RECORDS FOR PROCESSING
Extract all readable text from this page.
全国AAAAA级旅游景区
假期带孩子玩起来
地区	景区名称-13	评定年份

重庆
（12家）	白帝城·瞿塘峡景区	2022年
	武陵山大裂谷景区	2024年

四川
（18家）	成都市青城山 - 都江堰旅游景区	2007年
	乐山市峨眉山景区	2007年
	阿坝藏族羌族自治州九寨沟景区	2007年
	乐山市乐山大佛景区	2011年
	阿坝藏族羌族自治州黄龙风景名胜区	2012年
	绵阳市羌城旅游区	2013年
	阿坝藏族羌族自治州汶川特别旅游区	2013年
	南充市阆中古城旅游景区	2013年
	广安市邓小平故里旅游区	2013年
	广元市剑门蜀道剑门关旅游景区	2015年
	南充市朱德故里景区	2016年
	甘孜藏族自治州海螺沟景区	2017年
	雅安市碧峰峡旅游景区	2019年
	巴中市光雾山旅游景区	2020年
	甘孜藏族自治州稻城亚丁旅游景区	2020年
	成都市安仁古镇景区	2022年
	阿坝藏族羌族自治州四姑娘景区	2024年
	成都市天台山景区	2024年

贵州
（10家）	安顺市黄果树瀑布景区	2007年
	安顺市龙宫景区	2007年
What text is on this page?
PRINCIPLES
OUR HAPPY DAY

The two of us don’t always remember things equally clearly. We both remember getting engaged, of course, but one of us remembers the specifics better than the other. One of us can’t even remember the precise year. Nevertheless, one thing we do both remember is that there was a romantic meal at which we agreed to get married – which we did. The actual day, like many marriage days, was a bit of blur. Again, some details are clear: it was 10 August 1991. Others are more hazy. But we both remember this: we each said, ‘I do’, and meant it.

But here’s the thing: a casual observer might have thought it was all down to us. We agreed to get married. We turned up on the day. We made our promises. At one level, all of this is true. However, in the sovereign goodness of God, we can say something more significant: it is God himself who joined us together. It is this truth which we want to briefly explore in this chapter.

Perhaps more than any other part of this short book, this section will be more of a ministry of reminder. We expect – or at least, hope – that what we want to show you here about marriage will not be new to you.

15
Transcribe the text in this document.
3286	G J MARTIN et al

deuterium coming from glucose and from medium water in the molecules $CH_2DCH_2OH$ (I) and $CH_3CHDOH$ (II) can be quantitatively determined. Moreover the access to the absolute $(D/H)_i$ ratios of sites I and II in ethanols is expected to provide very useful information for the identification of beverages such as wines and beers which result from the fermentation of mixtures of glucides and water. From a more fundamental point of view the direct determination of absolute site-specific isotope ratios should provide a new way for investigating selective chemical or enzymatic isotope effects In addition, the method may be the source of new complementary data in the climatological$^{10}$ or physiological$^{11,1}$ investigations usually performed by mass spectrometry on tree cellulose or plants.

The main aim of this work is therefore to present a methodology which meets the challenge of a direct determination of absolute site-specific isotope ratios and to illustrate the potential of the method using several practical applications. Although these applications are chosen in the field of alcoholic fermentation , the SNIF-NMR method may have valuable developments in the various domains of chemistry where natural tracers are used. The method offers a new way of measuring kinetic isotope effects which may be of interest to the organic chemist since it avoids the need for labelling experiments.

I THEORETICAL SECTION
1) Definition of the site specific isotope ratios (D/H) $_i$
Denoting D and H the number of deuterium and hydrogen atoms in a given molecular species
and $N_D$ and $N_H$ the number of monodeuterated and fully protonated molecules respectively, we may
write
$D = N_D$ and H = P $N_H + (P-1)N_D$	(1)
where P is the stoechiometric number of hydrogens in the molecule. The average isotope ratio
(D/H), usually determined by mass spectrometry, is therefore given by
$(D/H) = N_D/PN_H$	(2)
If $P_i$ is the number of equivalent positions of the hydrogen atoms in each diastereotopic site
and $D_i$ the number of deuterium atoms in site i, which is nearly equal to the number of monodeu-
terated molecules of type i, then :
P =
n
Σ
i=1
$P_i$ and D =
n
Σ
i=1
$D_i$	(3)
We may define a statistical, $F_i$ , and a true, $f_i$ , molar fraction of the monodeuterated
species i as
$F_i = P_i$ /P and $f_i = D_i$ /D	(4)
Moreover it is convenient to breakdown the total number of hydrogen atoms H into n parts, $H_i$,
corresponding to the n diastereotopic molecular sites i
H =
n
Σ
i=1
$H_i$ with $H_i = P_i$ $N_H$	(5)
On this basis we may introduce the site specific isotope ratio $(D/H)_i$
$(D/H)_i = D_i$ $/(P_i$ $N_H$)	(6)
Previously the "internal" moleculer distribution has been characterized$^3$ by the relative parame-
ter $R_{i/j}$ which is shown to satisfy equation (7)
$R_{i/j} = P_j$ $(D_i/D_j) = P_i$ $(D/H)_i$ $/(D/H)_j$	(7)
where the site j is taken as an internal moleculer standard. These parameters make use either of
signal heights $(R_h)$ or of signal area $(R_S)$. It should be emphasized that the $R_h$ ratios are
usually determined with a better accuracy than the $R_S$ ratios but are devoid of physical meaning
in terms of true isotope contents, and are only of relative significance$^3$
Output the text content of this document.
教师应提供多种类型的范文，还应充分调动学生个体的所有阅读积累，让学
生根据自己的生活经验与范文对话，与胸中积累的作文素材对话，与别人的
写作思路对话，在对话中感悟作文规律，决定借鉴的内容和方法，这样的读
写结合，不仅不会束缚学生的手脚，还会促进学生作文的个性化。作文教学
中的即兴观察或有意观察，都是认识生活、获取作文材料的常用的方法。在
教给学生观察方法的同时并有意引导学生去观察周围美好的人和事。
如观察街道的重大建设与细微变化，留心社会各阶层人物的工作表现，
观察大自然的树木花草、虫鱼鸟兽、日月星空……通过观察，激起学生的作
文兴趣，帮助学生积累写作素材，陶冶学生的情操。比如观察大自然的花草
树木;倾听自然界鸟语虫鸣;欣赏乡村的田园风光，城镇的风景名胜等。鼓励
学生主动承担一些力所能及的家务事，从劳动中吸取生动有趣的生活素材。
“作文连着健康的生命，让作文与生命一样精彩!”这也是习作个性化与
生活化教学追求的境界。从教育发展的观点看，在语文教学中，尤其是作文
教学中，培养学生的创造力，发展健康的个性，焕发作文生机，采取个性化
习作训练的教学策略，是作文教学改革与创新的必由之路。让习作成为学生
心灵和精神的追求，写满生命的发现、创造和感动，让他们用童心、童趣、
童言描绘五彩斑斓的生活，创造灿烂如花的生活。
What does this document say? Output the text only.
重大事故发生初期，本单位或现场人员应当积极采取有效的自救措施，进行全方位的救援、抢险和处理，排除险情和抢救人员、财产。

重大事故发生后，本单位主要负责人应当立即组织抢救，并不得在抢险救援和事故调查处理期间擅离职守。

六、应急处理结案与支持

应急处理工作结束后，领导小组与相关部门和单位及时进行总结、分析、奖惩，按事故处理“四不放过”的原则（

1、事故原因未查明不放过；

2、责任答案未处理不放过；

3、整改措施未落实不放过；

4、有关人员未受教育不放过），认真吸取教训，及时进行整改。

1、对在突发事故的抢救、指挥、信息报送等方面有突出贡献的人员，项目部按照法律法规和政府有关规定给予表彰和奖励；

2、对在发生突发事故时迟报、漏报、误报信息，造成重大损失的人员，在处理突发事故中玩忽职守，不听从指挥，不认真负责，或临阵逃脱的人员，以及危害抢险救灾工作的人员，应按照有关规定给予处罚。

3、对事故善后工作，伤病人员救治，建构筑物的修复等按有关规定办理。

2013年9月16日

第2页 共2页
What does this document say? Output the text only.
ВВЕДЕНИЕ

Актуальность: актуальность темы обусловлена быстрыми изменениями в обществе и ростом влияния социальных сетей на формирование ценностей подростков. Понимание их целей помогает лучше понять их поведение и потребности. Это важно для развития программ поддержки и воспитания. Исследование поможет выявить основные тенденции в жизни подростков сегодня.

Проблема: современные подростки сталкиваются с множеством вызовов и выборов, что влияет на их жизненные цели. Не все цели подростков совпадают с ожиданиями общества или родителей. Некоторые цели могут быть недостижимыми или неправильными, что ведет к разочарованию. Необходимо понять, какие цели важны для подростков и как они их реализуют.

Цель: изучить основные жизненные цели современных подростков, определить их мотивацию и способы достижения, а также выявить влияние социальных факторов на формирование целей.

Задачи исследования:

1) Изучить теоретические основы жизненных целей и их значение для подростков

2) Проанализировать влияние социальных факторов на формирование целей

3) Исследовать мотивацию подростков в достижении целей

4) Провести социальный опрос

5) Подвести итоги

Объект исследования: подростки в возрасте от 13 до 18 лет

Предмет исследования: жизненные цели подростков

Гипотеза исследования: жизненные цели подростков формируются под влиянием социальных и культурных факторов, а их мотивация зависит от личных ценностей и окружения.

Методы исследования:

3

EXERCISE
Return, from the data, each line that has the word "better" in it.

RESPONSE
The two of us don’t always remember things equally clearly. We both remember getting engaged, of course, but one of us remembers the specifics better than the other. One of us can’t even remember the precise year. Nevertheless, one thing we do both remember is that there was a romantic meal at which we agreed to get married – which we did. The actual day, like many marriage days, was a bit of blur. Again, some details are clear: it was 10 August 1991. Others are more hazy. But we both remember this: we each said, ‘I do’, and meant it.
usually determined with a better accuracy than the $R_S$ ratios but are devoid of physical meaning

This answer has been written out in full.